▶ Requirement
Below are the entries; state how many of their lines contain the string "this", and nothing more.

▶ Data excerpts

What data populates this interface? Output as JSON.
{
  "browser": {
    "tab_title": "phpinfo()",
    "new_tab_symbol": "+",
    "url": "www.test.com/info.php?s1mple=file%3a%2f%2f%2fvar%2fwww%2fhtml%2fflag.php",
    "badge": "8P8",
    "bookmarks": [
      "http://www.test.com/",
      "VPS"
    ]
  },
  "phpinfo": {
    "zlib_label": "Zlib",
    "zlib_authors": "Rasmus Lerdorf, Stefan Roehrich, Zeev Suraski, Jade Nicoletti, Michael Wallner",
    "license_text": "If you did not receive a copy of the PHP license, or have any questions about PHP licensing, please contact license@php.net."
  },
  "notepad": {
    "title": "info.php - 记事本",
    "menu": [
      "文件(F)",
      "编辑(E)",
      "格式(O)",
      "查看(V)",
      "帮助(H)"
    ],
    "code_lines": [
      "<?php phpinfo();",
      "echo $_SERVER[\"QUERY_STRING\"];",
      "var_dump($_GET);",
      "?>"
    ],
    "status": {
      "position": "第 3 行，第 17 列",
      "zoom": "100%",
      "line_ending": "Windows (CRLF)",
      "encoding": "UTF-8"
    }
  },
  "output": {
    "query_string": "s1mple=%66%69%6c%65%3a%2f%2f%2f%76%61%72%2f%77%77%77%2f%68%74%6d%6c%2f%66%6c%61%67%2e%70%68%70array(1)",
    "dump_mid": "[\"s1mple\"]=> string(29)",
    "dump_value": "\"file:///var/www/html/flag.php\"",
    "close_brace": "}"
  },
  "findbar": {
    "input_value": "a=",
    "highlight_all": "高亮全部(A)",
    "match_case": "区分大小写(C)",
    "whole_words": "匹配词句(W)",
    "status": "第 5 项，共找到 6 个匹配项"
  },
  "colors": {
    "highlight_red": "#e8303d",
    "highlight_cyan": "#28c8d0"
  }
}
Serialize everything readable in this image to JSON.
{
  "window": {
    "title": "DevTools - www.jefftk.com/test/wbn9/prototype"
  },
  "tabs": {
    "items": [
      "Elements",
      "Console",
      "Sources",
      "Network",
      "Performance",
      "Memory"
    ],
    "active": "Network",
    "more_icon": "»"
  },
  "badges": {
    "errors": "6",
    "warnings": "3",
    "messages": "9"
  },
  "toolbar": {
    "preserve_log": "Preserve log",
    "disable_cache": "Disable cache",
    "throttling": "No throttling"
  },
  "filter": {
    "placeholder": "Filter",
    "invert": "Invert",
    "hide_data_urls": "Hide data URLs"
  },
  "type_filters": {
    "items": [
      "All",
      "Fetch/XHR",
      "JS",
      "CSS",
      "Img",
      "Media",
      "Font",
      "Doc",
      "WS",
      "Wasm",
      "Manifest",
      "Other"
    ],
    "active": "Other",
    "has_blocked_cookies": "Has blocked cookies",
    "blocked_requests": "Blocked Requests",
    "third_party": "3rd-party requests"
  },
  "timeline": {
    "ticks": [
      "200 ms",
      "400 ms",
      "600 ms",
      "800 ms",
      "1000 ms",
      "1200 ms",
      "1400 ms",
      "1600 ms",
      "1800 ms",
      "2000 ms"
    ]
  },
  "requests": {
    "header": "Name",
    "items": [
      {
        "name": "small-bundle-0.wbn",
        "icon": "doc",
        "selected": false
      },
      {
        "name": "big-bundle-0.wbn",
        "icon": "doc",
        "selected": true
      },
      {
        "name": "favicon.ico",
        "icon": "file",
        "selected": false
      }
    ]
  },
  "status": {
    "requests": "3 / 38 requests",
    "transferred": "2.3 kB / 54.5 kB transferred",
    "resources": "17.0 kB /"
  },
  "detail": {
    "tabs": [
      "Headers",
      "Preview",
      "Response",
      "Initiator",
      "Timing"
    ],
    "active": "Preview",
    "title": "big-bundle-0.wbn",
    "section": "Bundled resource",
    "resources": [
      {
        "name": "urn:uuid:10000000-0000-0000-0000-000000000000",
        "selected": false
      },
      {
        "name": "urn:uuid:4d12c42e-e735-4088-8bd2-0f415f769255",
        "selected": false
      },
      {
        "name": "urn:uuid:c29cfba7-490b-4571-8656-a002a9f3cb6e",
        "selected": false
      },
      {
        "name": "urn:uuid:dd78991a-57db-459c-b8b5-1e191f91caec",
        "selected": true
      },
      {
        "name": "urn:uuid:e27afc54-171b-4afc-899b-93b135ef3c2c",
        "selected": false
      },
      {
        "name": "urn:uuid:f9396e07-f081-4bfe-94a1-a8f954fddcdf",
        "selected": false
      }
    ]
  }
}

▶ Response to the exercise
2